(Collected data entries)
_ _ _ _ _

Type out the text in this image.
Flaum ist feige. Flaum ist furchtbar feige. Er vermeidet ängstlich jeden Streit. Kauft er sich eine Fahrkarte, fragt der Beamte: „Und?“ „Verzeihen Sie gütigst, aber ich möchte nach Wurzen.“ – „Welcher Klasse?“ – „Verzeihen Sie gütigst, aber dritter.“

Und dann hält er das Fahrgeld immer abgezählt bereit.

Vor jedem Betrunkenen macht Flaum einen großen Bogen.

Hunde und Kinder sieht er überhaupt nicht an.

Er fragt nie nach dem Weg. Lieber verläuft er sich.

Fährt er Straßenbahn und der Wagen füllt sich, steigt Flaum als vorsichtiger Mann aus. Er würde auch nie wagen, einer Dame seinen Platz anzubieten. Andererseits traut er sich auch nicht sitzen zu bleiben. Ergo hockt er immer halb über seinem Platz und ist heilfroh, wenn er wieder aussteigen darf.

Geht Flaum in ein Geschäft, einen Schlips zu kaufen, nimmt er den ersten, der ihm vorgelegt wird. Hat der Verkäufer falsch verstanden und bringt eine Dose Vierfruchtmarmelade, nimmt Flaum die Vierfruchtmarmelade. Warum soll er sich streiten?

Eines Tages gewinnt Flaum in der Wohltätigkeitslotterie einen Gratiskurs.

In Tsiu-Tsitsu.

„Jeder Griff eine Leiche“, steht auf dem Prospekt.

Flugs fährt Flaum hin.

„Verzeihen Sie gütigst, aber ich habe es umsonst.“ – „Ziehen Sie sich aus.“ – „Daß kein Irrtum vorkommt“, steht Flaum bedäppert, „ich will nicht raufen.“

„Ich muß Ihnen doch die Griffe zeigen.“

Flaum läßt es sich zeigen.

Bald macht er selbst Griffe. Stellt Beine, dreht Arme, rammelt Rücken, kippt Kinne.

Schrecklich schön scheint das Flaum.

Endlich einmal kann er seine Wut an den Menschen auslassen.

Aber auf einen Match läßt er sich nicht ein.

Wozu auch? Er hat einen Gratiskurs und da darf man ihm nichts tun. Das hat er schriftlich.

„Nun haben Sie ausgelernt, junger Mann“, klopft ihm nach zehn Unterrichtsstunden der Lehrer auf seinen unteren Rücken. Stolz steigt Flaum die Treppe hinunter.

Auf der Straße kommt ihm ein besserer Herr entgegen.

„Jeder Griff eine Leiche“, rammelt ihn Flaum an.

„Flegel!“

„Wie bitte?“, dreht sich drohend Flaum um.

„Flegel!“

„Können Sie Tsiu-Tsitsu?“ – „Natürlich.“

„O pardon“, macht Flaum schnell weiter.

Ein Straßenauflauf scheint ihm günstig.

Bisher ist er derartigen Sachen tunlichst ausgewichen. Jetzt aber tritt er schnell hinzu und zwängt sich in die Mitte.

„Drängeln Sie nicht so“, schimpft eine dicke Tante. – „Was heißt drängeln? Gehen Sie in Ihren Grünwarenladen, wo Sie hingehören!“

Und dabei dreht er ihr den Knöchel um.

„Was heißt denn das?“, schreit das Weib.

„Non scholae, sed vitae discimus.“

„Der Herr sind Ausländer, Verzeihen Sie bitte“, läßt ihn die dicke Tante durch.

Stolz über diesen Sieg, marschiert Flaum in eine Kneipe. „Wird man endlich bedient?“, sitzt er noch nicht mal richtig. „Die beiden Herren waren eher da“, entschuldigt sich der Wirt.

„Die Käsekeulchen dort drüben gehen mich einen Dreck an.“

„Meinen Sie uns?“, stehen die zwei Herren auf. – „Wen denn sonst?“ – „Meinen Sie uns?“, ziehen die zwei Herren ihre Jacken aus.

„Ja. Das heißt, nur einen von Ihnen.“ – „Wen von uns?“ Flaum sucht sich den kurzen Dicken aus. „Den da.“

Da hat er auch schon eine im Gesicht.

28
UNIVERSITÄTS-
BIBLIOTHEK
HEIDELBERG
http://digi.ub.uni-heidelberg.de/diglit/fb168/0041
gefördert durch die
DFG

_ _ _ _ _

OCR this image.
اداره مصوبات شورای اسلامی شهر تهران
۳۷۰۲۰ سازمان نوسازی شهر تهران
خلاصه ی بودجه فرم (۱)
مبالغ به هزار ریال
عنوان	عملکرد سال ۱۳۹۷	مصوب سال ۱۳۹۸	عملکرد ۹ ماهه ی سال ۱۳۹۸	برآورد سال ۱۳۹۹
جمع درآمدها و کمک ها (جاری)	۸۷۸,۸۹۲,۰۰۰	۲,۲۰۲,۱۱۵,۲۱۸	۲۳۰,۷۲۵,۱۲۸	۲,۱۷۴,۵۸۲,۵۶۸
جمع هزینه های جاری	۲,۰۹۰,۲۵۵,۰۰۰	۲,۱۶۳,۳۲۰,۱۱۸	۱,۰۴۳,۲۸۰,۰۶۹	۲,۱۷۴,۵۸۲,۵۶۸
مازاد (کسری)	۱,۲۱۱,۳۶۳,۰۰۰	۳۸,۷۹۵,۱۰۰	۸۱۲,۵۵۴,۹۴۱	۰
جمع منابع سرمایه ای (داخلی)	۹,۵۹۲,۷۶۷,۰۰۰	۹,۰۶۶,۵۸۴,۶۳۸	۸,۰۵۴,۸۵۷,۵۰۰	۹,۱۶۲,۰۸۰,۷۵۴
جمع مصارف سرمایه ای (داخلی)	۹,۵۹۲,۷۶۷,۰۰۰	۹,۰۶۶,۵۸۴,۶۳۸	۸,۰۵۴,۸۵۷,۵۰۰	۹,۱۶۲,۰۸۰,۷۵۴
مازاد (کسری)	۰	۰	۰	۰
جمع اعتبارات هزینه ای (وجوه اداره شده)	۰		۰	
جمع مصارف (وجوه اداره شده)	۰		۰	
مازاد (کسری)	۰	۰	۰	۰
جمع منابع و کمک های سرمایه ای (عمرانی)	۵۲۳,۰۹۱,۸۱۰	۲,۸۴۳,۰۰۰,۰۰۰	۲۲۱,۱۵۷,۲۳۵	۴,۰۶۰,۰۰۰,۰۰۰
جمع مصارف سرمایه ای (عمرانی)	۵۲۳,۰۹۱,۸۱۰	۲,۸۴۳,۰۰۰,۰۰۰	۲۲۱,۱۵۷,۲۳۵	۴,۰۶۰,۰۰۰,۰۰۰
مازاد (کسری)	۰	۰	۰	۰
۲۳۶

_ _ _ _ _

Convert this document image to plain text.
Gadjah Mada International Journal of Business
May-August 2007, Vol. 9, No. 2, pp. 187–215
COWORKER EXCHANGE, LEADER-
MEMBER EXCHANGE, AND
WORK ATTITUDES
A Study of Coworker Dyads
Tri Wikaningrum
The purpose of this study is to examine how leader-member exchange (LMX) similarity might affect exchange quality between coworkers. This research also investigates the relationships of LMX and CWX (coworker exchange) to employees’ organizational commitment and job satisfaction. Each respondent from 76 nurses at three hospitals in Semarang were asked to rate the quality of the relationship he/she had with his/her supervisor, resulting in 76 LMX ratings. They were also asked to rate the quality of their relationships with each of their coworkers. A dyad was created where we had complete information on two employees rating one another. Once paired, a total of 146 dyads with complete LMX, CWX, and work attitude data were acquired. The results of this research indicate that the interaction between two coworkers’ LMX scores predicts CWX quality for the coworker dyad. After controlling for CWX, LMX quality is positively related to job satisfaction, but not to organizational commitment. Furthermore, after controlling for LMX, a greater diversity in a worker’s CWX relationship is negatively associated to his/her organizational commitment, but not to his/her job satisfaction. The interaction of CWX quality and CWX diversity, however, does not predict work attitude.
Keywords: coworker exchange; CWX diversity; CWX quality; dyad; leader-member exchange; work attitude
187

_ _ _ _ _

◆ BRIEF
Copy every line of the listing that includes the string "Tante".

◆ WRITTEN SOLUTION
„Drängeln Sie nicht so“, schimpft eine dicke Tante. – „Was heißt drängeln? Gehen Sie in Ihren Grünwarenladen, wo Sie hingehören!“
„Der Herr sind Ausländer, Verzeihen Sie bitte“, läßt ihn die dicke Tante durch.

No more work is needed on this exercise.